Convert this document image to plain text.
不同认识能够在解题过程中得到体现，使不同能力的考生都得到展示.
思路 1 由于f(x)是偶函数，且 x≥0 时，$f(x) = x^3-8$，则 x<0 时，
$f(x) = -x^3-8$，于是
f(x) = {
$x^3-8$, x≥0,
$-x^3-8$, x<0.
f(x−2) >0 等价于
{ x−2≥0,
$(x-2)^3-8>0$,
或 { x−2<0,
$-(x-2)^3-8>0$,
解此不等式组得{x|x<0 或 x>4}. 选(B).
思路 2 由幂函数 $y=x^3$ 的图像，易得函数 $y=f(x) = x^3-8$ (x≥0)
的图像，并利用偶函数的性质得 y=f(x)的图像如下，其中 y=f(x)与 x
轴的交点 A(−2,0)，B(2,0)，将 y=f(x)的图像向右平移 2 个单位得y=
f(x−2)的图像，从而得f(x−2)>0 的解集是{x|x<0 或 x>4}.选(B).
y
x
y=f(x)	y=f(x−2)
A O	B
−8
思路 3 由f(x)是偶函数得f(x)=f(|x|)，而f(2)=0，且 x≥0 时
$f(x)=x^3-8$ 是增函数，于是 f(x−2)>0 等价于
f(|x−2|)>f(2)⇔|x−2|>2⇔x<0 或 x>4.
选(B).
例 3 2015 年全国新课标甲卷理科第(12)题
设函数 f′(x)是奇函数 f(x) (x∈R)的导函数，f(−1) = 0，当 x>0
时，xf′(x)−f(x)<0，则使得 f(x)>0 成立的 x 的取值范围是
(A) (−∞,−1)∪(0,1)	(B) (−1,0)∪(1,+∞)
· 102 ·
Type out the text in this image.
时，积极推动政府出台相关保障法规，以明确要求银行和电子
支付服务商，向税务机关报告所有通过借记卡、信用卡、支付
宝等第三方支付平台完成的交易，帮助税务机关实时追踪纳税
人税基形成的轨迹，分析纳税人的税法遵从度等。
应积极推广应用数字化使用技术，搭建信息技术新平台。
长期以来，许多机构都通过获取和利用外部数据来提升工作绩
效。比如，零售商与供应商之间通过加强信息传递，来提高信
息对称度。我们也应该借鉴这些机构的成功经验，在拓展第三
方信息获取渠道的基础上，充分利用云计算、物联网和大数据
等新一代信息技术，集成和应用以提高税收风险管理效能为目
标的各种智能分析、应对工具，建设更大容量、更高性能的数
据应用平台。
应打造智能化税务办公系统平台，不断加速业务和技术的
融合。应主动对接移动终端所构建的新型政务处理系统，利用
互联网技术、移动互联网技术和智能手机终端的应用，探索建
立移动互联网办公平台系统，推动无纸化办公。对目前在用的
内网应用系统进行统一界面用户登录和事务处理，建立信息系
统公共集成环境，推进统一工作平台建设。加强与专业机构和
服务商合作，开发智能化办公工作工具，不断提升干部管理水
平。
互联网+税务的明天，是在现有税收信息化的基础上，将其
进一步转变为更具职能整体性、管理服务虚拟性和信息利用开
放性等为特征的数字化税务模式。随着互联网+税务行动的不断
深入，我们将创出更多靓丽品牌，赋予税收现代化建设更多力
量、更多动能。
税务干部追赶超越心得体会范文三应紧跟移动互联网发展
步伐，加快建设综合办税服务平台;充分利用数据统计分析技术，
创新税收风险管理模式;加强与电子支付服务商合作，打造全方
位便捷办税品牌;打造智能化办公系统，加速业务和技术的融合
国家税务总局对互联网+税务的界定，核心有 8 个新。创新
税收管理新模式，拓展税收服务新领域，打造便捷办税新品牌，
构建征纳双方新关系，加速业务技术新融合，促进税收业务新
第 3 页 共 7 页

# # #

▶ _Job_: Lines that include the word "this" — how many are there in the data? Answer with the number alone.

▶ _Response to the exercise_: 2